PROBLEM TO WORK ON:
Rewrite the entries below with every "zero-bar" changed to "baseline-bar", leaving everything else as it is.

^^^^

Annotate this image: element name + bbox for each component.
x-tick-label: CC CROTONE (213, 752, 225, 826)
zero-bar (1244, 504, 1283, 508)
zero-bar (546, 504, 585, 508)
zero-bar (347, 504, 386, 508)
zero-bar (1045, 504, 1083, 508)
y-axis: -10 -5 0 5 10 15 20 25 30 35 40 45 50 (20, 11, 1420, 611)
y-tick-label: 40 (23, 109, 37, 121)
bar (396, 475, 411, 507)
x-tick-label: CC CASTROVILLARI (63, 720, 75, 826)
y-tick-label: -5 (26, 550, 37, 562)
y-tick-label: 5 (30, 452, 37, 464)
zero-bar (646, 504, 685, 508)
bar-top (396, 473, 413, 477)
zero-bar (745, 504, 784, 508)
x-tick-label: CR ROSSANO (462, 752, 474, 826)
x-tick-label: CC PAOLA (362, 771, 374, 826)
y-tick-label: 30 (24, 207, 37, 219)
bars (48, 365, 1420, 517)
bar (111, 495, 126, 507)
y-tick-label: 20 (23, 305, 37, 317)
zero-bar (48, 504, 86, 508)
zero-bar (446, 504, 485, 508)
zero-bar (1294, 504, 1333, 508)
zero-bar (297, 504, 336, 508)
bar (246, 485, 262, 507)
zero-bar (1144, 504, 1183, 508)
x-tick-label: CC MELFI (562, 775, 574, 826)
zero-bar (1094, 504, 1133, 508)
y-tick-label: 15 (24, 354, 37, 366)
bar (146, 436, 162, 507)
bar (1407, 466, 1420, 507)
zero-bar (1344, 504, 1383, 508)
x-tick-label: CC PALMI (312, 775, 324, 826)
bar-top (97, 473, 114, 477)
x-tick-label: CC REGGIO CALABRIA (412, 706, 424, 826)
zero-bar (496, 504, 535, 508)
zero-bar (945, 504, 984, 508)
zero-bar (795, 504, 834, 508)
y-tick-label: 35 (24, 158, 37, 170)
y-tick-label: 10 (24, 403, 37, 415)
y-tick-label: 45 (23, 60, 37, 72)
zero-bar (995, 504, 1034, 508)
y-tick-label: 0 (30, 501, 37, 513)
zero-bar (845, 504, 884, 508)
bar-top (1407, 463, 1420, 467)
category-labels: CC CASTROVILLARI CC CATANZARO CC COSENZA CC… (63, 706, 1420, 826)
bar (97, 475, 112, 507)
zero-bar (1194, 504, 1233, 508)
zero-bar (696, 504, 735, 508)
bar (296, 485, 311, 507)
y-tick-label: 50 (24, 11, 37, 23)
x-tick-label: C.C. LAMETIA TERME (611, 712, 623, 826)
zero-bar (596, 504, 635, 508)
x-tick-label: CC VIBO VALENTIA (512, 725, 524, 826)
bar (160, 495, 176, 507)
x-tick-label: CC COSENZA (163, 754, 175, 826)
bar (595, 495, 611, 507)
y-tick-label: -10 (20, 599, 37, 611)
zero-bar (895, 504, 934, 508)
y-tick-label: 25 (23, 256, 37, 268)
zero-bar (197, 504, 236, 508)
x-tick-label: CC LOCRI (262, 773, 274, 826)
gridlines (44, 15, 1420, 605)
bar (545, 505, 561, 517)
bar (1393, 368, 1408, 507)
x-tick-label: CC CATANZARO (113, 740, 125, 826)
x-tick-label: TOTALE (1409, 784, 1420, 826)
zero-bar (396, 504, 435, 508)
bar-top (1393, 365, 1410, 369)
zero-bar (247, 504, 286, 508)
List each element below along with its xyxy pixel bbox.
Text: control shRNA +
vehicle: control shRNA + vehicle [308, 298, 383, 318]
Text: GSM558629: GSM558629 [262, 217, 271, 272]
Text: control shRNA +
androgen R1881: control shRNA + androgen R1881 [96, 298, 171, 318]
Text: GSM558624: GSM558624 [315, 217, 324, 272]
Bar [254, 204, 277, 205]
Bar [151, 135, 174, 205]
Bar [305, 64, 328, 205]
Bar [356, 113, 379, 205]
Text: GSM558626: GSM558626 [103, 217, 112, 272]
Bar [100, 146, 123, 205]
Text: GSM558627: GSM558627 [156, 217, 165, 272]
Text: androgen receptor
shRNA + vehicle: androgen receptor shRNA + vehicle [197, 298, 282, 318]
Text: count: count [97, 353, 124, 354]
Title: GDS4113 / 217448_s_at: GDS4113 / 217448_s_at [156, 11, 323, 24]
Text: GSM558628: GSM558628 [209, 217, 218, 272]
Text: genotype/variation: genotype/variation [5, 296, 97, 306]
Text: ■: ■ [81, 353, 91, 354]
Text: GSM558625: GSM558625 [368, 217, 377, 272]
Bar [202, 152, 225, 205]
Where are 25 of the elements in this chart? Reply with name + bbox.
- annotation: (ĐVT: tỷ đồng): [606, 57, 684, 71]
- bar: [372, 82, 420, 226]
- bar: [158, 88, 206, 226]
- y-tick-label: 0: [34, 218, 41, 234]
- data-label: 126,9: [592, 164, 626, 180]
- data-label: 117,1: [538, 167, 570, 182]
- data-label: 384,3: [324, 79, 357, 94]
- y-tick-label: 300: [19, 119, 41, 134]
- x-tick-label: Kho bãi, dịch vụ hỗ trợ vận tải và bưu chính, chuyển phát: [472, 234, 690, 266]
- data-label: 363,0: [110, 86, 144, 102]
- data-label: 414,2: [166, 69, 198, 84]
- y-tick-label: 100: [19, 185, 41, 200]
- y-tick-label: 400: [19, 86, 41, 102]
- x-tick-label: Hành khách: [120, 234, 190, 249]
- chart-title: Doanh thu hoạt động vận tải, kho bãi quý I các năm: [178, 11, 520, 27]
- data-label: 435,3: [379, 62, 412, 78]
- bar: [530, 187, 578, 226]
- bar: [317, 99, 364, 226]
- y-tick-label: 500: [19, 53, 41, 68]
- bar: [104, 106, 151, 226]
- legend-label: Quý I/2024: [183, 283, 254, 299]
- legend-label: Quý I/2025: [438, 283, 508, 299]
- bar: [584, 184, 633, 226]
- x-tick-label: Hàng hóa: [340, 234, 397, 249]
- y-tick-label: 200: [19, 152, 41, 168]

^^^^

THE OUTPUT:
Annotate this image: element name + bbox for each component.
x-tick-label: CC CROTONE (213, 752, 225, 826)
baseline-bar (1244, 504, 1283, 508)
baseline-bar (546, 504, 585, 508)
baseline-bar (347, 504, 386, 508)
baseline-bar (1045, 504, 1083, 508)
y-axis: -10 -5 0 5 10 15 20 25 30 35 40 45 50 (20, 11, 1420, 611)
y-tick-label: 40 (23, 109, 37, 121)
bar (396, 475, 411, 507)
x-tick-label: CC CASTROVILLARI (63, 720, 75, 826)
y-tick-label: -5 (26, 550, 37, 562)
y-tick-label: 5 (30, 452, 37, 464)
baseline-bar (646, 504, 685, 508)
bar-top (396, 473, 413, 477)
baseline-bar (745, 504, 784, 508)
x-tick-label: CR ROSSANO (462, 752, 474, 826)
x-tick-label: CC PAOLA (362, 771, 374, 826)
y-tick-label: 30 (24, 207, 37, 219)
bars (48, 365, 1420, 517)
bar (111, 495, 126, 507)
y-tick-label: 20 (23, 305, 37, 317)
baseline-bar (48, 504, 86, 508)
baseline-bar (446, 504, 485, 508)
baseline-bar (1294, 504, 1333, 508)
baseline-bar (297, 504, 336, 508)
bar (246, 485, 262, 507)
baseline-bar (1144, 504, 1183, 508)
x-tick-label: CC MELFI (562, 775, 574, 826)
baseline-bar (1094, 504, 1133, 508)
y-tick-label: 15 (24, 354, 37, 366)
bar (146, 436, 162, 507)
bar (1407, 466, 1420, 507)
baseline-bar (1344, 504, 1383, 508)
x-tick-label: CC PALMI (312, 775, 324, 826)
bar-top (97, 473, 114, 477)
x-tick-label: CC REGGIO CALABRIA (412, 706, 424, 826)
baseline-bar (496, 504, 535, 508)
baseline-bar (945, 504, 984, 508)
baseline-bar (795, 504, 834, 508)
y-tick-label: 35 (24, 158, 37, 170)
y-tick-label: 10 (24, 403, 37, 415)
y-tick-label: 45 (23, 60, 37, 72)
baseline-bar (995, 504, 1034, 508)
y-tick-label: 0 (30, 501, 37, 513)
baseline-bar (845, 504, 884, 508)
bar-top (1407, 463, 1420, 467)
category-labels: CC CASTROVILLARI CC CATANZARO CC COSENZA CC… (63, 706, 1420, 826)
bar (97, 475, 112, 507)
baseline-bar (1194, 504, 1233, 508)
baseline-bar (696, 504, 735, 508)
bar (296, 485, 311, 507)
y-tick-label: 50 (24, 11, 37, 23)
x-tick-label: C.C. LAMETIA TERME (611, 712, 623, 826)
baseline-bar (596, 504, 635, 508)
x-tick-label: CC VIBO VALENTIA (512, 725, 524, 826)
bar (160, 495, 176, 507)
x-tick-label: CC COSENZA (163, 754, 175, 826)
bar (595, 495, 611, 507)
y-tick-label: -10 (20, 599, 37, 611)
baseline-bar (895, 504, 934, 508)
y-tick-label: 25 (23, 256, 37, 268)
baseline-bar (197, 504, 236, 508)
x-tick-label: CC LOCRI (262, 773, 274, 826)
gridlines (44, 15, 1420, 605)
bar (545, 505, 561, 517)
bar (1393, 368, 1408, 507)
x-tick-label: CC CATANZARO (113, 740, 125, 826)
x-tick-label: TOTALE (1409, 784, 1420, 826)
baseline-bar (396, 504, 435, 508)
bar-top (1393, 365, 1410, 369)
baseline-bar (247, 504, 286, 508)
List each element below along with its xyxy pixel bbox.
Text: control shRNA +
vehicle: control shRNA + vehicle [308, 298, 383, 318]
Text: GSM558629: GSM558629 [262, 217, 271, 272]
Text: control shRNA +
androgen R1881: control shRNA + androgen R1881 [96, 298, 171, 318]
Text: GSM558624: GSM558624 [315, 217, 324, 272]
Bar [254, 204, 277, 205]
Bar [151, 135, 174, 205]
Bar [305, 64, 328, 205]
Bar [356, 113, 379, 205]
Text: GSM558626: GSM558626 [103, 217, 112, 272]
Bar [100, 146, 123, 205]
Text: GSM558627: GSM558627 [156, 217, 165, 272]
Text: androgen receptor
shRNA + vehicle: androgen receptor shRNA + vehicle [197, 298, 282, 318]
Text: count: count [97, 353, 124, 354]
Title: GDS4113 / 217448_s_at: GDS4113 / 217448_s_at [156, 11, 323, 24]
Text: GSM558628: GSM558628 [209, 217, 218, 272]
Text: genotype/variation: genotype/variation [5, 296, 97, 306]
Text: ■: ■ [81, 353, 91, 354]
Text: GSM558625: GSM558625 [368, 217, 377, 272]
Bar [202, 152, 225, 205]
Where are 25 of the elements in this chart? Reply with name + bbox.
- annotation: (ĐVT: tỷ đồng): [606, 57, 684, 71]
- bar: [372, 82, 420, 226]
- bar: [158, 88, 206, 226]
- y-tick-label: 0: [34, 218, 41, 234]
- data-label: 126,9: [592, 164, 626, 180]
- data-label: 117,1: [538, 167, 570, 182]
- data-label: 384,3: [324, 79, 357, 94]
- y-tick-label: 300: [19, 119, 41, 134]
- x-tick-label: Kho bãi, dịch vụ hỗ trợ vận tải và bưu chính, chuyển phát: [472, 234, 690, 266]
- data-label: 363,0: [110, 86, 144, 102]
- data-label: 414,2: [166, 69, 198, 84]
- y-tick-label: 100: [19, 185, 41, 200]
- y-tick-label: 400: [19, 86, 41, 102]
- x-tick-label: Hành khách: [120, 234, 190, 249]
- chart-title: Doanh thu hoạt động vận tải, kho bãi quý I các năm: [178, 11, 520, 27]
- data-label: 435,3: [379, 62, 412, 78]
- bar: [530, 187, 578, 226]
- bar: [317, 99, 364, 226]
- y-tick-label: 500: [19, 53, 41, 68]
- bar: [104, 106, 151, 226]
- legend-label: Quý I/2024: [183, 283, 254, 299]
- legend-label: Quý I/2025: [438, 283, 508, 299]
- bar: [584, 184, 633, 226]
- x-tick-label: Hàng hóa: [340, 234, 397, 249]
- y-tick-label: 200: [19, 152, 41, 168]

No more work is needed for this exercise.